=== EXERCISE OBJECTIVE ===
Repeat each line word for word.
- - - -
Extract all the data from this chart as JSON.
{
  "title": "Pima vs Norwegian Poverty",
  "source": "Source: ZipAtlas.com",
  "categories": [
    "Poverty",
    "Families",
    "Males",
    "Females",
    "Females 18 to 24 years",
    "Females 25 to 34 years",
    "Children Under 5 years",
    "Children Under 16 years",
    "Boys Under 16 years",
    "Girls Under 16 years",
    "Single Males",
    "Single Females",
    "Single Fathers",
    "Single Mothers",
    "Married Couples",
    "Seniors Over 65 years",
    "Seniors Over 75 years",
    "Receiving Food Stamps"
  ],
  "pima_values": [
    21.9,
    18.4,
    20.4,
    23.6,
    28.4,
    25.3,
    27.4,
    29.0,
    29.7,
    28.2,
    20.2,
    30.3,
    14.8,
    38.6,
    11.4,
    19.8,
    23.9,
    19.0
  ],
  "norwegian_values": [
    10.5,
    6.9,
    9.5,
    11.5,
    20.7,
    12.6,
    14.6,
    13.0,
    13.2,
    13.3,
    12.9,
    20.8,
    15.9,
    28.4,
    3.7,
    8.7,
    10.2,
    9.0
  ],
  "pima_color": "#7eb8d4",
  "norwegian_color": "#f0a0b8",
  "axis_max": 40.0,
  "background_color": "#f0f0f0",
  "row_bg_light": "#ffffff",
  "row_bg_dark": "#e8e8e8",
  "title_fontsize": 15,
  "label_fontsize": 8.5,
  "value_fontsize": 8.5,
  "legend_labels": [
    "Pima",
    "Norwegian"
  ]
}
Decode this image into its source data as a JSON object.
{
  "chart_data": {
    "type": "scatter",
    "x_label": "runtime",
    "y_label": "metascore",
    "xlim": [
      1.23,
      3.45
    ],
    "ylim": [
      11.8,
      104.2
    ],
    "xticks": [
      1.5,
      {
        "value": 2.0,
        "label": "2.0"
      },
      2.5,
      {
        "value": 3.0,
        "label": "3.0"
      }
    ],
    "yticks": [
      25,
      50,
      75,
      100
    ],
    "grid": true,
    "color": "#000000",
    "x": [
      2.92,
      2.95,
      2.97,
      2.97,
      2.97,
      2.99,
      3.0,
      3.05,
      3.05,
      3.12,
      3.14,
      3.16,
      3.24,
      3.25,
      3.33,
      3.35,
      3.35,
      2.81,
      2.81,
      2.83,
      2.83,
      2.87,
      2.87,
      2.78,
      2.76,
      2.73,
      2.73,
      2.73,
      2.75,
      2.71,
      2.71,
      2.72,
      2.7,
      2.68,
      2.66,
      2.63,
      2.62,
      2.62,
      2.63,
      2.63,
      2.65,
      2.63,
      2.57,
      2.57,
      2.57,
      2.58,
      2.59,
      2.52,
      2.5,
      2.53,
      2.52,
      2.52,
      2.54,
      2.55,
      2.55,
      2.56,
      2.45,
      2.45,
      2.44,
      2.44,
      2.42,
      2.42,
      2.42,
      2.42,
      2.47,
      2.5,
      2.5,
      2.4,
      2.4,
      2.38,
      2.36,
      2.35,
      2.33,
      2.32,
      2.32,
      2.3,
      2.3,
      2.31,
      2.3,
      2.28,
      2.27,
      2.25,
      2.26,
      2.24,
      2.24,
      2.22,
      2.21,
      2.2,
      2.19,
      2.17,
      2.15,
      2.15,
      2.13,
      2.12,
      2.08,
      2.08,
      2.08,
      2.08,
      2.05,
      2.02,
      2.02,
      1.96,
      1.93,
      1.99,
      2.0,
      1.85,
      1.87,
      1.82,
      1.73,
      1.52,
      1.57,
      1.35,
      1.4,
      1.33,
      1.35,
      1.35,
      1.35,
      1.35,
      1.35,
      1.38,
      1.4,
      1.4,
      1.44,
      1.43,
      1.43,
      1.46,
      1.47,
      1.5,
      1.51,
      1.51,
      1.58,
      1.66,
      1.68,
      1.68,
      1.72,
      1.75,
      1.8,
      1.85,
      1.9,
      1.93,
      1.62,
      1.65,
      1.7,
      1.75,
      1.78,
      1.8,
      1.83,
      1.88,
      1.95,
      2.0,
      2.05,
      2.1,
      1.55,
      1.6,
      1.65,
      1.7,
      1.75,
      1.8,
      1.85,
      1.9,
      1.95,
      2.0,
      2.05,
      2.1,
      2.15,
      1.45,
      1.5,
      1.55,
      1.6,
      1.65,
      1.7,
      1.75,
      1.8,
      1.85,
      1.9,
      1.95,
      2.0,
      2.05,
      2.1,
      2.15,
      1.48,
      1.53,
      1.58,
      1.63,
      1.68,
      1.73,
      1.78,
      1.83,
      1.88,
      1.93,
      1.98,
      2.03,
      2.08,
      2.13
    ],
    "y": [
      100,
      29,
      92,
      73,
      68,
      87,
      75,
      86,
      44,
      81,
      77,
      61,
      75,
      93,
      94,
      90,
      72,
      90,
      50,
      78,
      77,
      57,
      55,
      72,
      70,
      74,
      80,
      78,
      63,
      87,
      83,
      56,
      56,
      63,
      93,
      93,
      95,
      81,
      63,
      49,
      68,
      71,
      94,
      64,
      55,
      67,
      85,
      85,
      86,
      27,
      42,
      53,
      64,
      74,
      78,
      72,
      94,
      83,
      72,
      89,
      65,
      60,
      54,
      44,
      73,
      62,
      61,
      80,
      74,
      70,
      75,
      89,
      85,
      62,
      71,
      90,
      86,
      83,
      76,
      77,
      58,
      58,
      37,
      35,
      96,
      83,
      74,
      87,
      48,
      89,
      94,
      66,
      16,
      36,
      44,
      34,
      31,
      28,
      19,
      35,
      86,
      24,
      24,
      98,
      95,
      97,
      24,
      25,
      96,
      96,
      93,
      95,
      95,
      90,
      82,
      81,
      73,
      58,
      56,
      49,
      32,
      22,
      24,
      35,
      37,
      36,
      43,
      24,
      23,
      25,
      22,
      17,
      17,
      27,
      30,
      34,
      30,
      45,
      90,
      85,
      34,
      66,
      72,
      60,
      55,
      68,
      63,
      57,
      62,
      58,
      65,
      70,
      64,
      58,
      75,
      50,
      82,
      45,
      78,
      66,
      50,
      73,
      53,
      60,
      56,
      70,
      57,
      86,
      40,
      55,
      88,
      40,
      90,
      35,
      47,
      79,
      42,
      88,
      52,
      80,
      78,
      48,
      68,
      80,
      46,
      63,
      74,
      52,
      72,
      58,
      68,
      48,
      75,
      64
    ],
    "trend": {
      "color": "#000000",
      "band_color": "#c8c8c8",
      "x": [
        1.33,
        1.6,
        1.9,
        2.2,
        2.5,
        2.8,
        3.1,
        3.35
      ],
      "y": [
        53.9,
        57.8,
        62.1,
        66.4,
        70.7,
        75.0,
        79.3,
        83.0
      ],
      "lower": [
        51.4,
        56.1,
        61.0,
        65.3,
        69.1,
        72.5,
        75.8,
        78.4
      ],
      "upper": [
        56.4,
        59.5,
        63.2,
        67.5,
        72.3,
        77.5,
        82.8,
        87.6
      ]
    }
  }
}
- - - -
=== OUTPUT OF THE EXERCISE ===
Extract all the data from this chart as JSON.
{
  "title": "Pima vs Norwegian Poverty",
  "source": "Source: ZipAtlas.com",
  "categories": [
    "Poverty",
    "Families",
    "Males",
    "Females",
    "Females 18 to 24 years",
    "Females 25 to 34 years",
    "Children Under 5 years",
    "Children Under 16 years",
    "Boys Under 16 years",
    "Girls Under 16 years",
    "Single Males",
    "Single Females",
    "Single Fathers",
    "Single Mothers",
    "Married Couples",
    "Seniors Over 65 years",
    "Seniors Over 75 years",
    "Receiving Food Stamps"
  ],
  "pima_values": [
    21.9,
    18.4,
    20.4,
    23.6,
    28.4,
    25.3,
    27.4,
    29.0,
    29.7,
    28.2,
    20.2,
    30.3,
    14.8,
    38.6,
    11.4,
    19.8,
    23.9,
    19.0
  ],
  "norwegian_values": [
    10.5,
    6.9,
    9.5,
    11.5,
    20.7,
    12.6,
    14.6,
    13.0,
    13.2,
    13.3,
    12.9,
    20.8,
    15.9,
    28.4,
    3.7,
    8.7,
    10.2,
    9.0
  ],
  "pima_color": "#7eb8d4",
  "norwegian_color": "#f0a0b8",
  "axis_max": 40.0,
  "background_color": "#f0f0f0",
  "row_bg_light": "#ffffff",
  "row_bg_dark": "#e8e8e8",
  "title_fontsize": 15,
  "label_fontsize": 8.5,
  "value_fontsize": 8.5,
  "legend_labels": [
    "Pima",
    "Norwegian"
  ]
}
Decode this image into its source data as a JSON object.
{
  "chart_data": {
    "type": "scatter",
    "x_label": "runtime",
    "y_label": "metascore",
    "xlim": [
      1.23,
      3.45
    ],
    "ylim": [
      11.8,
      104.2
    ],
    "xticks": [
      1.5,
      {
        "value": 2.0,
        "label": "2.0"
      },
      2.5,
      {
        "value": 3.0,
        "label": "3.0"
      }
    ],
    "yticks": [
      25,
      50,
      75,
      100
    ],
    "grid": true,
    "color": "#000000",
    "x": [
      2.92,
      2.95,
      2.97,
      2.97,
      2.97,
      2.99,
      3.0,
      3.05,
      3.05,
      3.12,
      3.14,
      3.16,
      3.24,
      3.25,
      3.33,
      3.35,
      3.35,
      2.81,
      2.81,
      2.83,
      2.83,
      2.87,
      2.87,
      2.78,
      2.76,
      2.73,
      2.73,
      2.73,
      2.75,
      2.71,
      2.71,
      2.72,
      2.7,
      2.68,
      2.66,
      2.63,
      2.62,
      2.62,
      2.63,
      2.63,
      2.65,
      2.63,
      2.57,
      2.57,
      2.57,
      2.58,
      2.59,
      2.52,
      2.5,
      2.53,
      2.52,
      2.52,
      2.54,
      2.55,
      2.55,
      2.56,
      2.45,
      2.45,
      2.44,
      2.44,
      2.42,
      2.42,
      2.42,
      2.42,
      2.47,
      2.5,
      2.5,
      2.4,
      2.4,
      2.38,
      2.36,
      2.35,
      2.33,
      2.32,
      2.32,
      2.3,
      2.3,
      2.31,
      2.3,
      2.28,
      2.27,
      2.25,
      2.26,
      2.24,
      2.24,
      2.22,
      2.21,
      2.2,
      2.19,
      2.17,
      2.15,
      2.15,
      2.13,
      2.12,
      2.08,
      2.08,
      2.08,
      2.08,
      2.05,
      2.02,
      2.02,
      1.96,
      1.93,
      1.99,
      2.0,
      1.85,
      1.87,
      1.82,
      1.73,
      1.52,
      1.57,
      1.35,
      1.4,
      1.33,
      1.35,
      1.35,
      1.35,
      1.35,
      1.35,
      1.38,
      1.4,
      1.4,
      1.44,
      1.43,
      1.43,
      1.46,
      1.47,
      1.5,
      1.51,
      1.51,
      1.58,
      1.66,
      1.68,
      1.68,
      1.72,
      1.75,
      1.8,
      1.85,
      1.9,
      1.93,
      1.62,
      1.65,
      1.7,
      1.75,
      1.78,
      1.8,
      1.83,
      1.88,
      1.95,
      2.0,
      2.05,
      2.1,
      1.55,
      1.6,
      1.65,
      1.7,
      1.75,
      1.8,
      1.85,
      1.9,
      1.95,
      2.0,
      2.05,
      2.1,
      2.15,
      1.45,
      1.5,
      1.55,
      1.6,
      1.65,
      1.7,
      1.75,
      1.8,
      1.85,
      1.9,
      1.95,
      2.0,
      2.05,
      2.1,
      2.15,
      1.48,
      1.53,
      1.58,
      1.63,
      1.68,
      1.73,
      1.78,
      1.83,
      1.88,
      1.93,
      1.98,
      2.03,
      2.08,
      2.13
    ],
    "y": [
      100,
      29,
      92,
      73,
      68,
      87,
      75,
      86,
      44,
      81,
      77,
      61,
      75,
      93,
      94,
      90,
      72,
      90,
      50,
      78,
      77,
      57,
      55,
      72,
      70,
      74,
      80,
      78,
      63,
      87,
      83,
      56,
      56,
      63,
      93,
      93,
      95,
      81,
      63,
      49,
      68,
      71,
      94,
      64,
      55,
      67,
      85,
      85,
      86,
      27,
      42,
      53,
      64,
      74,
      78,
      72,
      94,
      83,
      72,
      89,
      65,
      60,
      54,
      44,
      73,
      62,
      61,
      80,
      74,
      70,
      75,
      89,
      85,
      62,
      71,
      90,
      86,
      83,
      76,
      77,
      58,
      58,
      37,
      35,
      96,
      83,
      74,
      87,
      48,
      89,
      94,
      66,
      16,
      36,
      44,
      34,
      31,
      28,
      19,
      35,
      86,
      24,
      24,
      98,
      95,
      97,
      24,
      25,
      96,
      96,
      93,
      95,
      95,
      90,
      82,
      81,
      73,
      58,
      56,
      49,
      32,
      22,
      24,
      35,
      37,
      36,
      43,
      24,
      23,
      25,
      22,
      17,
      17,
      27,
      30,
      34,
      30,
      45,
      90,
      85,
      34,
      66,
      72,
      60,
      55,
      68,
      63,
      57,
      62,
      58,
      65,
      70,
      64,
      58,
      75,
      50,
      82,
      45,
      78,
      66,
      50,
      73,
      53,
      60,
      56,
      70,
      57,
      86,
      40,
      55,
      88,
      40,
      90,
      35,
      47,
      79,
      42,
      88,
      52,
      80,
      78,
      48,
      68,
      80,
      46,
      63,
      74,
      52,
      72,
      58,
      68,
      48,
      75,
      64
    ],
    "trend": {
      "color": "#000000",
      "band_color": "#c8c8c8",
      "x": [
        1.33,
        1.6,
        1.9,
        2.2,
        2.5,
        2.8,
        3.1,
        3.35
      ],
      "y": [
        53.9,
        57.8,
        62.1,
        66.4,
        70.7,
        75.0,
        79.3,
        83.0
      ],
      "lower": [
        51.4,
        56.1,
        61.0,
        65.3,
        69.1,
        72.5,
        75.8,
        78.4
      ],
      "upper": [
        56.4,
        59.5,
        63.2,
        67.5,
        72.3,
        77.5,
        82.8,
        87.6
      ]
    }
  }
}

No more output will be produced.